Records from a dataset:
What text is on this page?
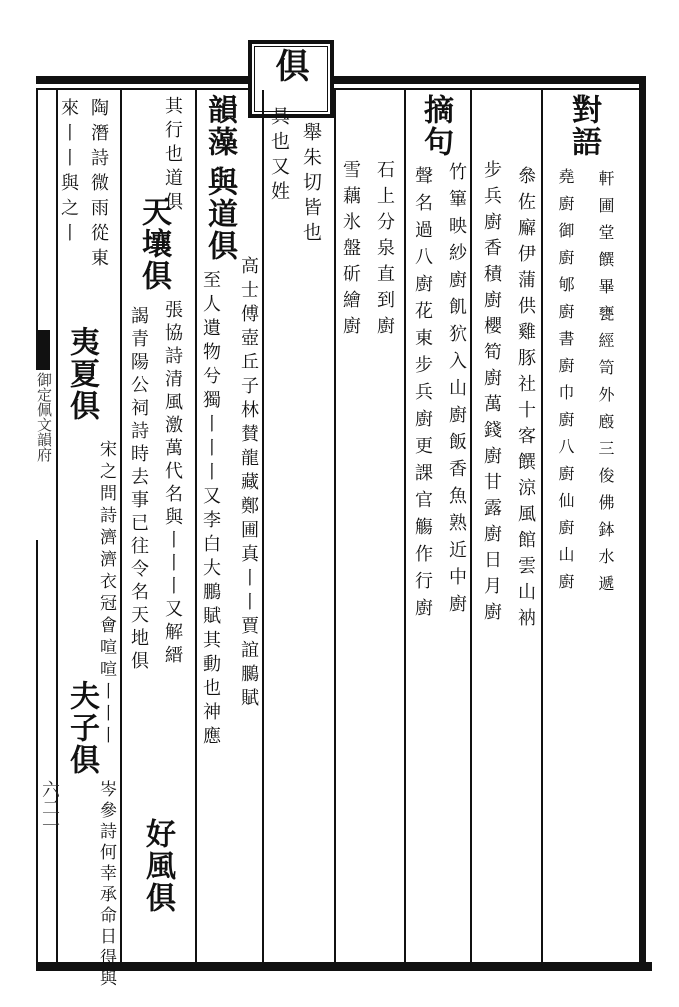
俱
御定佩文韻府
六二一
對語
軒圃堂饌畢甕經笥外廏三俊佛鉢水遞
堯廚御廚郇廚書廚巾廚八廚仙廚山廚
叅佐廨伊蒲供雞豚社十客饌涼風館雲山衲
步兵廚香積廚櫻筍廚萬錢廚甘露廚日月廚
摘句
竹篳映紗廚飢狖入山廚飯香魚熟近中廚
聲名過八廚花東步兵廚更課官觴作行廚
石上分泉直到廚
雪藕氷盤斫繪廚
舉朱切皆也
具也又姓
韻藻
與道俱
高士傅壺丘子林賛龍藏鄭圃真丨丨賈誼鵩賦
至人遺物兮獨丨丨丨又李白大鵬賦其動也神應
其行也道俱
天壤俱
張協詩清風激萬代名與丨丨丨又解縉
謁青陽公祠詩時去事已往令名天地俱
好風俱
陶潛詩微雨從東
來丨丨與之丨
夷夏俱
宋之問詩濟濟衣冠會喧喧丨丨丨
夫子俱
岑參詩何幸承命日得與
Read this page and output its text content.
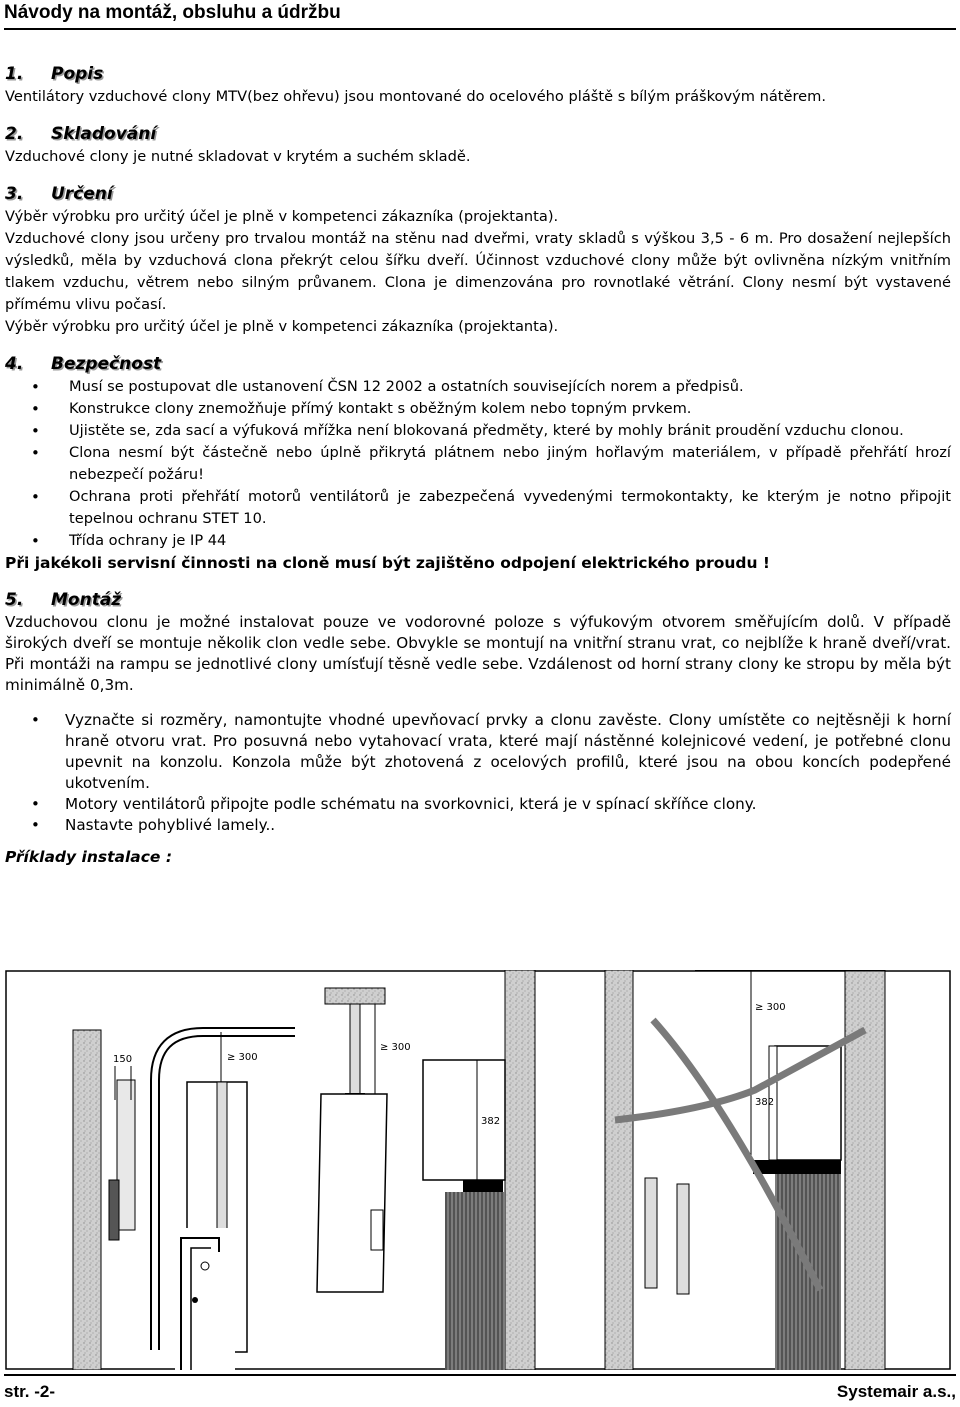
Návody na montáž, obsluhu a údržbu
1. Popis

Ventilátory vzduchové clony MTV(bez ohřevu) jsou montované do ocelového pláště s bílým práškovým nátěrem.

2. Skladování

Vzduchové clony je nutné skladovat v krytém a suchém skladě.

3. Určení

Výběr výrobku pro určitý účel je plně v kompetenci zákazníka (projektanta).

Vzduchové clony jsou určeny pro trvalou montáž na stěnu nad dveřmi, vraty skladů s výškou 3,5 - 6 m. Pro dosažení nejlepších výsledků, měla by vzduchová clona překrýt celou šířku dveří. Účinnost vzduchové clony může být ovlivněna nízkým vnitřním tlakem vzduchu, větrem nebo silným průvanem. Clona je dimenzována pro rovnotlaké větrání. Clony nesmí být vystavené přímému vlivu počasí.

Výběr výrobku pro určitý účel je plně v kompetenci zákazníka (projektanta).

4. Bezpečnost
• Musí se postupovat dle ustanovení ČSN 12 2002 a ostatních souvisejících norem a předpisů.
• Konstrukce clony znemožňuje přímý kontakt s oběžným kolem nebo topným prvkem.
• Ujistěte se, zda sací a výfuková mřížka není blokovaná předměty, které by mohly bránit proudění vzduchu clonou.
• Clona nesmí být částečně nebo úplně přikrytá plátnem nebo jiným hořlavým materiálem, v případě přehřátí hrozí nebezpečí požáru!
• Ochrana proti přehřátí motorů ventilátorů je zabezpečená vyvedenými termokontakty, ke kterým je notno připojit tepelnou ochranu STET 10.
• Třída ochrany je IP 44

Při jakékoli servisní činnosti na cloně musí být zajištěno odpojení elektrického proudu !

5. Montáž

Vzduchovou clonu je možné instalovat pouze ve vodorovné poloze s výfukovým otvorem směřujícím dolů. V případě širokých dveří se montuje několik clon vedle sebe. Obvykle se montují na vnitřní stranu vrat, co nejblíže k hraně dveří/vrat. Při montáži na rampu se jednotlivé clony umísťují těsně vedle sebe. Vzdálenost od horní strany clony ke stropu by měla být minimálně 0,3m.

• Vyznačte si rozměry, namontujte vhodné upevňovací prvky a clonu zavěste. Clony umístěte co nejtěsněji k horní hraně otvoru vrat. Pro posuvná nebo vytahovací vrata, které mají nástěnné kolejnicové vedení, je potřebné clonu upevnit na konzolu. Konzola může být zhotovená z ocelových profilů, které jsou na obou koncích podepřené ukotvením.
• Motory ventilátorů připojte podle schématu na svorkovnici, která je v spínací skříňce clony.
• Nastavte pohyblivé lamely..
Příklady instalace :
150	≥ 300
≥ 300
382
≥ 300
382
str. -2-	Systemair a.s.,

▶ EXERCISE INSTRUCTIONS
Gather each line of the records holding the string "clonu".

▶ IN RESPONSE
Vzduchovou clonu je možné instalovat pouze ve vodorovné poloze s výfukovým otvorem směřujícím dolů. V případě širokých dveří se montuje několik clon vedle sebe. Obvykle se montují na vnitřní stranu vrat, co nejblíže k hraně dveří/vrat. Při montáži na rampu se jednotlivé clony umísťují těsně vedle sebe. Vzdálenost od horní strany clony ke stropu by měla být minimálně 0,3m.
• Vyznačte si rozměry, namontujte vhodné upevňovací prvky a clonu zavěste. Clony umístěte co nejtěsněji k horní hraně otvoru vrat. Pro posuvná nebo vytahovací vrata, které mají nástěnné kolejnicové vedení, je potřebné clonu upevnit na konzolu. Konzola může být zhotovená z ocelových profilů, které jsou na obou koncích podepřené ukotvením.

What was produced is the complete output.